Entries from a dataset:
◇ ◇ ◇ ◇

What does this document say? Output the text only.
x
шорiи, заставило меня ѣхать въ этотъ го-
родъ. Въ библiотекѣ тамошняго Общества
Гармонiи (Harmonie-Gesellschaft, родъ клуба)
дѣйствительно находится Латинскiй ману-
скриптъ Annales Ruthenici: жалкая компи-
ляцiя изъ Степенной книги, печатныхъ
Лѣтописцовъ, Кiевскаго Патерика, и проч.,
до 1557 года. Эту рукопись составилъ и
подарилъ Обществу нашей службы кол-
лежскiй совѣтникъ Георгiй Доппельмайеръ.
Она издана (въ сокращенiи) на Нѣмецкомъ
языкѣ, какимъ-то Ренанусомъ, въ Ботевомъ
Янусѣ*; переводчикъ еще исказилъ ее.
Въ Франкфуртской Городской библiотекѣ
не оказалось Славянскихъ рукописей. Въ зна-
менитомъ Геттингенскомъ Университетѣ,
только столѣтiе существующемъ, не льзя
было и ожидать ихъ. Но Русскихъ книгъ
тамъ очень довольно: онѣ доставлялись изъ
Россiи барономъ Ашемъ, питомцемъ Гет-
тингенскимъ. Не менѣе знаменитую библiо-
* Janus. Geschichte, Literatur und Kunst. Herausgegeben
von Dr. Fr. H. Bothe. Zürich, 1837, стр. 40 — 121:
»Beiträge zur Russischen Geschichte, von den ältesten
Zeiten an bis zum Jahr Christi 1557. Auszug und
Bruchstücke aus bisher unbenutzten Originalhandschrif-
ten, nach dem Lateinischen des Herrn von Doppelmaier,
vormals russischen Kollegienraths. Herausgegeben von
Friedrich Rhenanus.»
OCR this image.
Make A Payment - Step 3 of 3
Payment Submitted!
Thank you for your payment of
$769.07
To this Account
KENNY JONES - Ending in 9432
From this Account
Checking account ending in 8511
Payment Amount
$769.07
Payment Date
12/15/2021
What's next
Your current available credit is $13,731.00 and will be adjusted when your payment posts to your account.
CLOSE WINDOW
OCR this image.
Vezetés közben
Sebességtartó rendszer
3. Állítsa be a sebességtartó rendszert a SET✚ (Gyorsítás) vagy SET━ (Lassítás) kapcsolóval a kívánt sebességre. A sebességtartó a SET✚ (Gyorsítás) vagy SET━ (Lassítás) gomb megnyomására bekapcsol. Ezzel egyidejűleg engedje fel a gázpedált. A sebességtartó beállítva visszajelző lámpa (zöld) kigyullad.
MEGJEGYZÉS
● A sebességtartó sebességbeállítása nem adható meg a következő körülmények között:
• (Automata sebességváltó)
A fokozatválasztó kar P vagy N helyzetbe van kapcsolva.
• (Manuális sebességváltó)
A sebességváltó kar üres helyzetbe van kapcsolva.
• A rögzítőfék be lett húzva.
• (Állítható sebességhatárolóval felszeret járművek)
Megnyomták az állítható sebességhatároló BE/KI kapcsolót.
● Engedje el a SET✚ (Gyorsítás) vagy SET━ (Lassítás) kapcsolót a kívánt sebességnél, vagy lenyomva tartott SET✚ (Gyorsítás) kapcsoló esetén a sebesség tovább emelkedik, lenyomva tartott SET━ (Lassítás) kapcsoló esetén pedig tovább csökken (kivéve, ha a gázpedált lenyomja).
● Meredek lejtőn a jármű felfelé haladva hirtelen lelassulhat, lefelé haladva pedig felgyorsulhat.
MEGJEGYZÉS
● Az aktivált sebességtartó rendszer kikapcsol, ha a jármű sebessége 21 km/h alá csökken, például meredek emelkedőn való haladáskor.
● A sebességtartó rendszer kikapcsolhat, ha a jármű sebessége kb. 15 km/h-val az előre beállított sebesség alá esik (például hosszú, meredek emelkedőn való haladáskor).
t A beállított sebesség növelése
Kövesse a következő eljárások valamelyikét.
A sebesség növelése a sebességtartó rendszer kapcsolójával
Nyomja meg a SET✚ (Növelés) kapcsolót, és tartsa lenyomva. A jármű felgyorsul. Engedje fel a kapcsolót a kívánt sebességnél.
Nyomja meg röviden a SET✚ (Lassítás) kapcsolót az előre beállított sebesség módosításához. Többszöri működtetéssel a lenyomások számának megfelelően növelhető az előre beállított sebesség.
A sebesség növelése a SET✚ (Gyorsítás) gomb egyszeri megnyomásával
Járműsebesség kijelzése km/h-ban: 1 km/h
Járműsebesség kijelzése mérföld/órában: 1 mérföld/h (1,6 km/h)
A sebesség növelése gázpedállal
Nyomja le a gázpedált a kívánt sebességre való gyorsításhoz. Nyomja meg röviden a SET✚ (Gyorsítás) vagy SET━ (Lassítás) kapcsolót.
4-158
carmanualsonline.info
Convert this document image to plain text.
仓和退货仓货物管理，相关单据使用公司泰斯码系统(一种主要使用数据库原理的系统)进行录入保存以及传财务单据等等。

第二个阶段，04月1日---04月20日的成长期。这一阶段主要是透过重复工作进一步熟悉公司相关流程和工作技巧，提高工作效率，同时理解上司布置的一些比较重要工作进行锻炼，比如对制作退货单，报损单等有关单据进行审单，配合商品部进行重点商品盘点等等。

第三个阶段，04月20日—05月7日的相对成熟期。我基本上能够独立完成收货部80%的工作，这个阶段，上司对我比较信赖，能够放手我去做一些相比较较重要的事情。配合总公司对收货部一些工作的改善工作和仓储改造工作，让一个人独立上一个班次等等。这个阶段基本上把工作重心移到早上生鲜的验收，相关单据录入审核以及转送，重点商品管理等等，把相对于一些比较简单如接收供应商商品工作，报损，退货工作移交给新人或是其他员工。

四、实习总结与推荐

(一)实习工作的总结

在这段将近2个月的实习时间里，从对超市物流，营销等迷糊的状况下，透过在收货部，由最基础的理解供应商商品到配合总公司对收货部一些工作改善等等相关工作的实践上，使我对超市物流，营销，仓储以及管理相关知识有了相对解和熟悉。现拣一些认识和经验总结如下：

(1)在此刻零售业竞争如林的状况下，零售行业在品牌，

◇ ◇ ◇ ◇

# Objective
Locate the lines above that hold the word "text". Show every one of them.

# Result of the task
What does this document say? Output the text only.
Convert this document image to plain text.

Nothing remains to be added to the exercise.